**Dataset records**
--- Begin ---

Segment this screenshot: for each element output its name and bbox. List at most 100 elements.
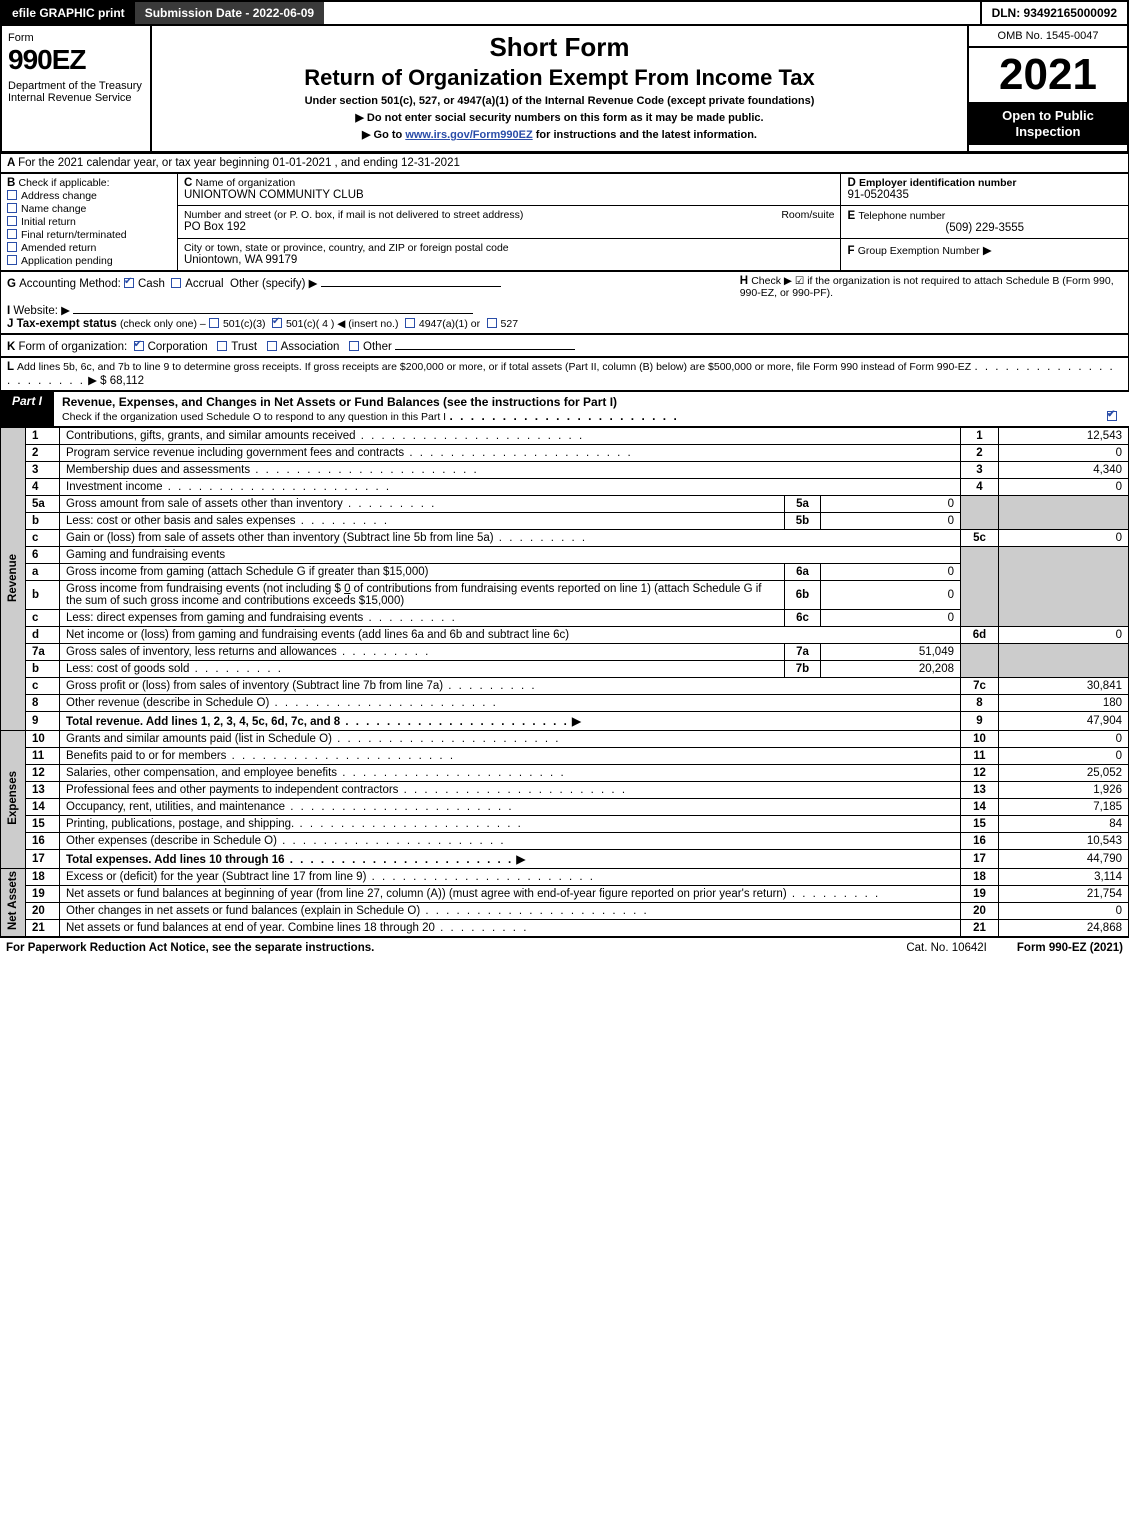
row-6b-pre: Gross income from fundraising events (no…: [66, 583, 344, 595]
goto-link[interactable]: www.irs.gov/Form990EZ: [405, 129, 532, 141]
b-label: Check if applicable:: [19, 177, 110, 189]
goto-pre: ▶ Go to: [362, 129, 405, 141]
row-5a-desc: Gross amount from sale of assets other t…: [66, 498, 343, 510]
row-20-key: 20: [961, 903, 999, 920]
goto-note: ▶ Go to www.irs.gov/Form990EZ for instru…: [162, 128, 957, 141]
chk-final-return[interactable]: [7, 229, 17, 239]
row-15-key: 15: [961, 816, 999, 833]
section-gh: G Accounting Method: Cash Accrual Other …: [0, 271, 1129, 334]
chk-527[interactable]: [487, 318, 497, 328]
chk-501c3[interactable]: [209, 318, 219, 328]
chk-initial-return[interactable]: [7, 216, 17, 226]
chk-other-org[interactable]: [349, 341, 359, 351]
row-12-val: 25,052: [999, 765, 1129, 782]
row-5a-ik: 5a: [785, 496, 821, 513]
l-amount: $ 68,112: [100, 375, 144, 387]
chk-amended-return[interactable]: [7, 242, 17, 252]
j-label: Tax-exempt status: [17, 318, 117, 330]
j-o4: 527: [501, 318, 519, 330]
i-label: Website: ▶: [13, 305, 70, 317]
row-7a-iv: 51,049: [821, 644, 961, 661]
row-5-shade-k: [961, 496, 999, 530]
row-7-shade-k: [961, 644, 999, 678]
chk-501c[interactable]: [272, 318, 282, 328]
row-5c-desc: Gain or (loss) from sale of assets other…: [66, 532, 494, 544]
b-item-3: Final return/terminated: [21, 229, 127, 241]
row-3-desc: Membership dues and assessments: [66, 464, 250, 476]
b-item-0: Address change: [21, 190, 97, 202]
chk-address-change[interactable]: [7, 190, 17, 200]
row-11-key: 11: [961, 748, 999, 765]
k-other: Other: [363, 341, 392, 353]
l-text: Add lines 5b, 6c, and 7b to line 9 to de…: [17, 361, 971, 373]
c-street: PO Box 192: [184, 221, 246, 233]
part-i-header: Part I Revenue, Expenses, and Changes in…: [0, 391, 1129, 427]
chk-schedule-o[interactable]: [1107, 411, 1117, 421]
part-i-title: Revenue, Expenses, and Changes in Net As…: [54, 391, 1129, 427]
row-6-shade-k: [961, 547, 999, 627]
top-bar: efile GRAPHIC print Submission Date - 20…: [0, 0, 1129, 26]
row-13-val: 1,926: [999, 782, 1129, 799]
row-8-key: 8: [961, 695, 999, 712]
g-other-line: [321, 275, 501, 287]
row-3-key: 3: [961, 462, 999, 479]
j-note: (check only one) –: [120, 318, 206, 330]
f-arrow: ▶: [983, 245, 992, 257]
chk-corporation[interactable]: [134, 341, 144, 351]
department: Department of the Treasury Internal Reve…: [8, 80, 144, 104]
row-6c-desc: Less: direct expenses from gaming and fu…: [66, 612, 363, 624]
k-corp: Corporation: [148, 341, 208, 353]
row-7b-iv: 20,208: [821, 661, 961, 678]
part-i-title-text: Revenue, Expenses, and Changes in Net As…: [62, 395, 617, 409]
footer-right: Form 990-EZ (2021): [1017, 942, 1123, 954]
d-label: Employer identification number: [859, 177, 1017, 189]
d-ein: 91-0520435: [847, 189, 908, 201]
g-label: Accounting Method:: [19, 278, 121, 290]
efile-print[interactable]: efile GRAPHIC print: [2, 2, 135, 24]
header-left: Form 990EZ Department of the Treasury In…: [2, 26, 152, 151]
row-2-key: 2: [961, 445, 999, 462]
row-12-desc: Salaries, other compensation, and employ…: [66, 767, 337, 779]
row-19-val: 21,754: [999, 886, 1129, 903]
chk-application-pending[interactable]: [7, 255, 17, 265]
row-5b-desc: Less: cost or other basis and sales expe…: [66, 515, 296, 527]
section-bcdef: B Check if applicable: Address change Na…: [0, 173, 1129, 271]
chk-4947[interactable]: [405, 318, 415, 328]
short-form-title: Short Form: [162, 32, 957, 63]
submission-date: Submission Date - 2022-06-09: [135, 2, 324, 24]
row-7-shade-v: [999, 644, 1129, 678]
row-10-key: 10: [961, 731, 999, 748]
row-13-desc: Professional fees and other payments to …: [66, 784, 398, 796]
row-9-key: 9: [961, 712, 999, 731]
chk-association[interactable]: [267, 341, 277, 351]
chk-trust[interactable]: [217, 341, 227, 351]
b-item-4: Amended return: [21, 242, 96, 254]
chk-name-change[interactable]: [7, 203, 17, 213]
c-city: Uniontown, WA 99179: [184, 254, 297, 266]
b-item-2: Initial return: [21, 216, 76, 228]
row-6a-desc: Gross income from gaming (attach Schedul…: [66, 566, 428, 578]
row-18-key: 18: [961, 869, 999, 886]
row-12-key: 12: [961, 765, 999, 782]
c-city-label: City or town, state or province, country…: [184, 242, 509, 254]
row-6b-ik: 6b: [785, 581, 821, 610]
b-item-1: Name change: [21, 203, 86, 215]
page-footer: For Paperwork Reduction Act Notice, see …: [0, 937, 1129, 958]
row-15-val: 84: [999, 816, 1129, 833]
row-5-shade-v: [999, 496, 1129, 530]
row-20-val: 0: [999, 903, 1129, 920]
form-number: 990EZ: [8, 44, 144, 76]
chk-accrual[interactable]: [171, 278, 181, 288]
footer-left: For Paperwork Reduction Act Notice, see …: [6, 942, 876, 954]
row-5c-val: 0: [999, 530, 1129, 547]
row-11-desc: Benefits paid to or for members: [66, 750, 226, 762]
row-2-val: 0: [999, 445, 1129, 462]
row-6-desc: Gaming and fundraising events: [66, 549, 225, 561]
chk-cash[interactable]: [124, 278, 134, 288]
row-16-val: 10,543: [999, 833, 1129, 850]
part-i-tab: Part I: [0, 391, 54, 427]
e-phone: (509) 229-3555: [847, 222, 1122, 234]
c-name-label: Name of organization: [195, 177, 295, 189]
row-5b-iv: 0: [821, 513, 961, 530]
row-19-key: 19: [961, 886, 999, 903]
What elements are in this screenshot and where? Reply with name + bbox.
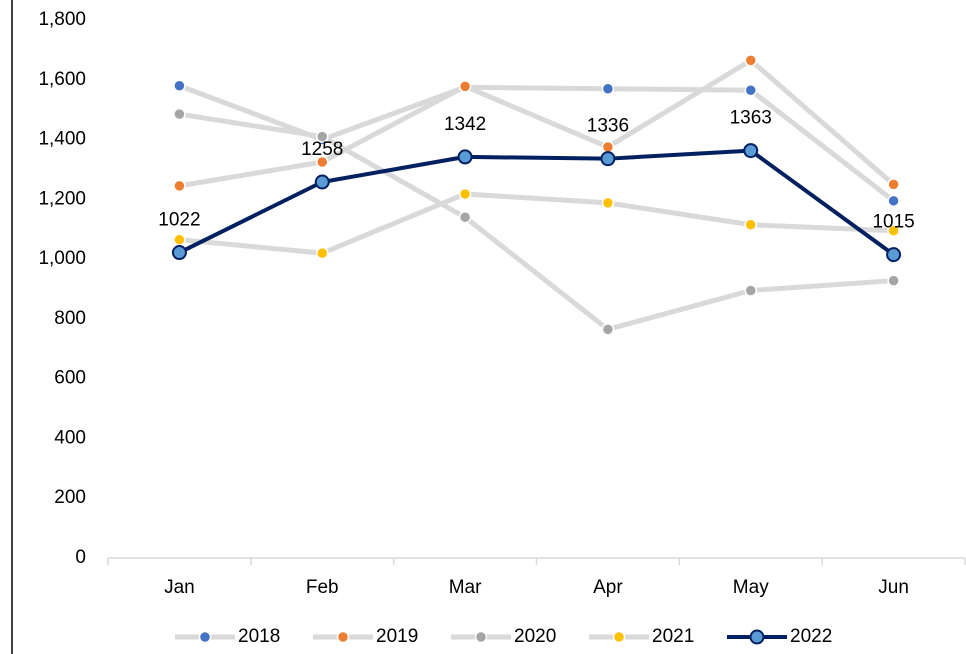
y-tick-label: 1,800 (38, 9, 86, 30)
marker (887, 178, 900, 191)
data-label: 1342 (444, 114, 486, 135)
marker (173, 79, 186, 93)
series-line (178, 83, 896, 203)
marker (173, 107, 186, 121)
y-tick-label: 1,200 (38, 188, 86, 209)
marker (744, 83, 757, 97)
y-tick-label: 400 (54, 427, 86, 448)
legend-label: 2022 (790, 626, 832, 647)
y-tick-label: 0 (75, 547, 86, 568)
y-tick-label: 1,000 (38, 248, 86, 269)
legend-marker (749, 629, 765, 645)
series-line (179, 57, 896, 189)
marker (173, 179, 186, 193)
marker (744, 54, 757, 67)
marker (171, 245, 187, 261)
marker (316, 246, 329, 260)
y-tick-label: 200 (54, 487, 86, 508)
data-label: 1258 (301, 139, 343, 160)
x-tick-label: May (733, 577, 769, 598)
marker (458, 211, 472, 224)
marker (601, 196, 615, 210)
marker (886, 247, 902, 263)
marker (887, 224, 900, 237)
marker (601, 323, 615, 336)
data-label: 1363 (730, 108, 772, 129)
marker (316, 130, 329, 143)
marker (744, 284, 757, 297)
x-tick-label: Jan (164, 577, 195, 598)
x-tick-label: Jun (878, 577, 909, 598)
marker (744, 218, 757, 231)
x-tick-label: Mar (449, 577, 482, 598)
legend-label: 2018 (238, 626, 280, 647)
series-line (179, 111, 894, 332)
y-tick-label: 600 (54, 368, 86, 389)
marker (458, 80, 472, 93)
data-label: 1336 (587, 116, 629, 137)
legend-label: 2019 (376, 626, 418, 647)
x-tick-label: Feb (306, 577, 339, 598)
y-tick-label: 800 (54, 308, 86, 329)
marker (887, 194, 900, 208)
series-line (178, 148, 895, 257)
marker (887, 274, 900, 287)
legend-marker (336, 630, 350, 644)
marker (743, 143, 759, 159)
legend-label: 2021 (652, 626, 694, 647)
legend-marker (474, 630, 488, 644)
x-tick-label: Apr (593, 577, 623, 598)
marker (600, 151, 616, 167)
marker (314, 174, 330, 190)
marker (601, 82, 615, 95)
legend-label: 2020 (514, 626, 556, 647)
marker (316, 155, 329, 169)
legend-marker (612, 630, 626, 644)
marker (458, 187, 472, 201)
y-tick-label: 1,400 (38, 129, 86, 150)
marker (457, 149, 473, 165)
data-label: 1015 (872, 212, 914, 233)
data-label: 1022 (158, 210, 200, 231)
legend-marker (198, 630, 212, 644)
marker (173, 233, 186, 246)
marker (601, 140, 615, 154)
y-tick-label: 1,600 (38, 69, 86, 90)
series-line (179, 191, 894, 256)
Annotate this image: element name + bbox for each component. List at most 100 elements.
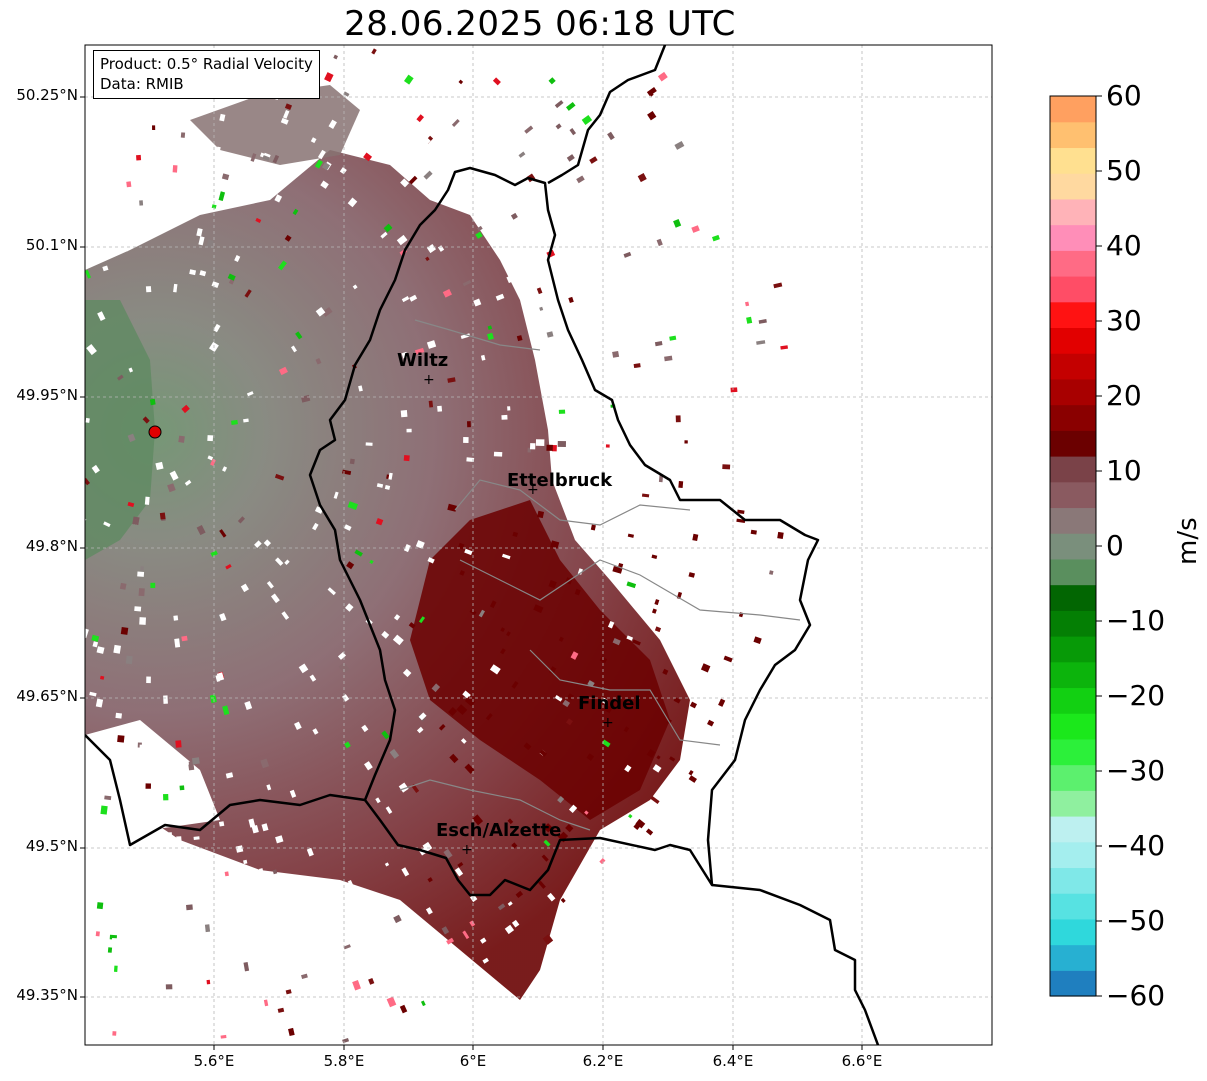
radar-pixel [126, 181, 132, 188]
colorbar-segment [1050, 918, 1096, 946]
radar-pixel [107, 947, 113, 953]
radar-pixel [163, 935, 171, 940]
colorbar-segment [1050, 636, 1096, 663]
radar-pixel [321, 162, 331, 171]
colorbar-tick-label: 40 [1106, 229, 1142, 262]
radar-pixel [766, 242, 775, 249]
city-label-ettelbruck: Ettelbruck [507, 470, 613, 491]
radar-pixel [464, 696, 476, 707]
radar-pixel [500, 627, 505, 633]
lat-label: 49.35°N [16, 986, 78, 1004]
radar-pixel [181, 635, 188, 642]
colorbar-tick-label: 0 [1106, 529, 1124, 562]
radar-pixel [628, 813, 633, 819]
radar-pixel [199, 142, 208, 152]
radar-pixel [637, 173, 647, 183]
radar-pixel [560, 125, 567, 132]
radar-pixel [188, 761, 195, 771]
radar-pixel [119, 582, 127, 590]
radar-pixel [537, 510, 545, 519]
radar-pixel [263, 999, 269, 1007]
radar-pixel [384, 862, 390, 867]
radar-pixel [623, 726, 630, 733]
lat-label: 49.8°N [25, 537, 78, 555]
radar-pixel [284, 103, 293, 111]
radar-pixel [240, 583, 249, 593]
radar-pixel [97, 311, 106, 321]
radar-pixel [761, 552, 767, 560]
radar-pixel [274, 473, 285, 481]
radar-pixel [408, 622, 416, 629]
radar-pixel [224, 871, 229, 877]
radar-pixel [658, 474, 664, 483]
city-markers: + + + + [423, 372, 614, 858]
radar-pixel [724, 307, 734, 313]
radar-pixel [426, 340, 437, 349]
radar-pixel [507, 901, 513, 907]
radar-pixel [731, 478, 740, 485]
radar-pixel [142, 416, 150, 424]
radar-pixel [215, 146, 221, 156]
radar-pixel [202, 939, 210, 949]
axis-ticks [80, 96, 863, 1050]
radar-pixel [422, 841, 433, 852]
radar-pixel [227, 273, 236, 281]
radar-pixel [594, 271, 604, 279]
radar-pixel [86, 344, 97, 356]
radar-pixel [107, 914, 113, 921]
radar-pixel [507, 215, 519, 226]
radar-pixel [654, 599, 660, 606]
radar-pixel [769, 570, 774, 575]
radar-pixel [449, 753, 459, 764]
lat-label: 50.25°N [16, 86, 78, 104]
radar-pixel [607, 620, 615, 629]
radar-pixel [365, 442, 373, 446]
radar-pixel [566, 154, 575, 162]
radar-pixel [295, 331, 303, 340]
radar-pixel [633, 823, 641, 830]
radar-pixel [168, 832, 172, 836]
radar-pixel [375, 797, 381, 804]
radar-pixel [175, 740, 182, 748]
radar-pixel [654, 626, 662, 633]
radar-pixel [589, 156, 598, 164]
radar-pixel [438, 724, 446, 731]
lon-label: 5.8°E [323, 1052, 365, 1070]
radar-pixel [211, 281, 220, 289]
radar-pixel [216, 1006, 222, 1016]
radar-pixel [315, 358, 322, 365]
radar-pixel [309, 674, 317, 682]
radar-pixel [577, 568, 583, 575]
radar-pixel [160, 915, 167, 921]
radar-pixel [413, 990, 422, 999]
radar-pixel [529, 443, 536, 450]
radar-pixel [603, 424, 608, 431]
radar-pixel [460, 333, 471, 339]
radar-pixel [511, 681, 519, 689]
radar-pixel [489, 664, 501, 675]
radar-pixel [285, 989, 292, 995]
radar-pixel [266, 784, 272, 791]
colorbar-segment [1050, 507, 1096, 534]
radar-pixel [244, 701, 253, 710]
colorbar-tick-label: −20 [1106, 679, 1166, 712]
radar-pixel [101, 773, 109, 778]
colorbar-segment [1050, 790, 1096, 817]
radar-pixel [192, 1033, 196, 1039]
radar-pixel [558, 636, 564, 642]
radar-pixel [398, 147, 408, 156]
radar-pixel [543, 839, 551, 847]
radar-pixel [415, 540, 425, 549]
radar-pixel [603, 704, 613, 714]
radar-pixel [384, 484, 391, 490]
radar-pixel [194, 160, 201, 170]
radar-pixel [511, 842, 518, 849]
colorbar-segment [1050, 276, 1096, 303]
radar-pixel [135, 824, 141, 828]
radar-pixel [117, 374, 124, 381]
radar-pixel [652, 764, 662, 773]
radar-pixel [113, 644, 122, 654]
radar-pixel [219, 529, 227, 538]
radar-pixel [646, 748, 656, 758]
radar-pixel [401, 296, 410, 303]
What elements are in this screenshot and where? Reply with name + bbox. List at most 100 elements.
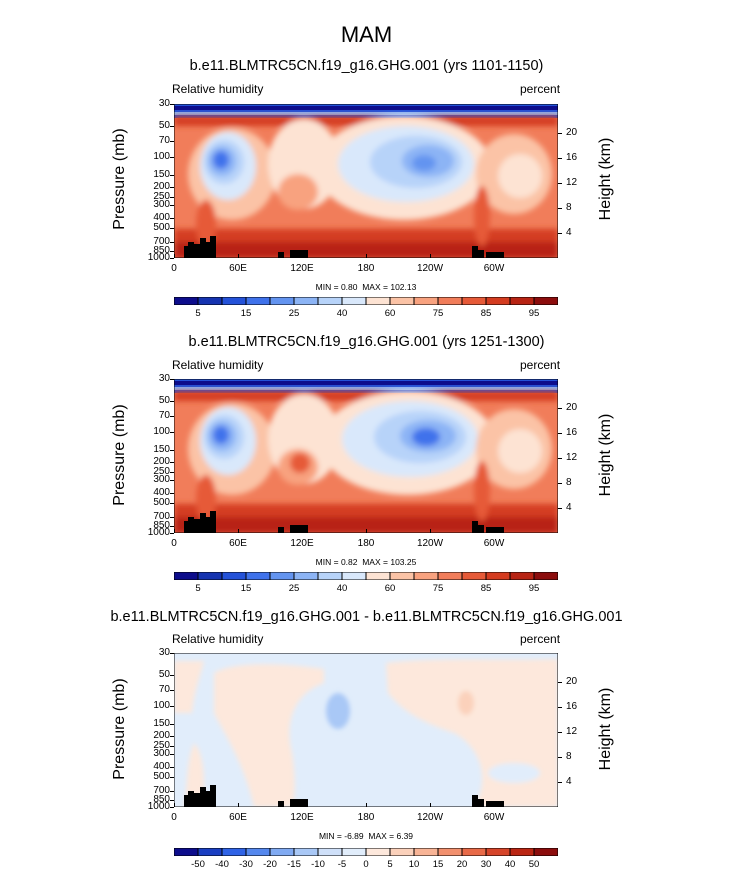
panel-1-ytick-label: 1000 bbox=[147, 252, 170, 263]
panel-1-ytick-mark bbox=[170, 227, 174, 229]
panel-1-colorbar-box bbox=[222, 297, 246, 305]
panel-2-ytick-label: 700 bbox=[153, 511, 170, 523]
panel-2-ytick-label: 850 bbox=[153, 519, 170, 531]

--- End ---

**Required task**
Quote the lines of the records from the line containing "radar-pixel [126, 181, 132, 188]" through the line containing "radar-pixel [637, 173, 647, 183]", including both of those lines.

**Task answer**
radar-pixel [126, 181, 132, 188]
colorbar-segment [1050, 918, 1096, 946]
radar-pixel [107, 947, 113, 953]
radar-pixel [163, 935, 171, 940]
colorbar-segment [1050, 636, 1096, 663]
radar-pixel [321, 162, 331, 171]
colorbar-tick-label: 40 [1106, 229, 1142, 262]
radar-pixel [766, 242, 775, 249]
city-label-ettelbruck: Ettelbruck [507, 470, 613, 491]
radar-pixel [464, 696, 476, 707]
radar-pixel [500, 627, 505, 633]
lat-label: 49.35°N [16, 986, 78, 1004]
radar-pixel [181, 635, 188, 642]
colorbar-tick-label: 0 [1106, 529, 1124, 562]
radar-pixel [628, 813, 633, 819]
radar-pixel [199, 142, 208, 152]
radar-pixel [637, 173, 647, 183]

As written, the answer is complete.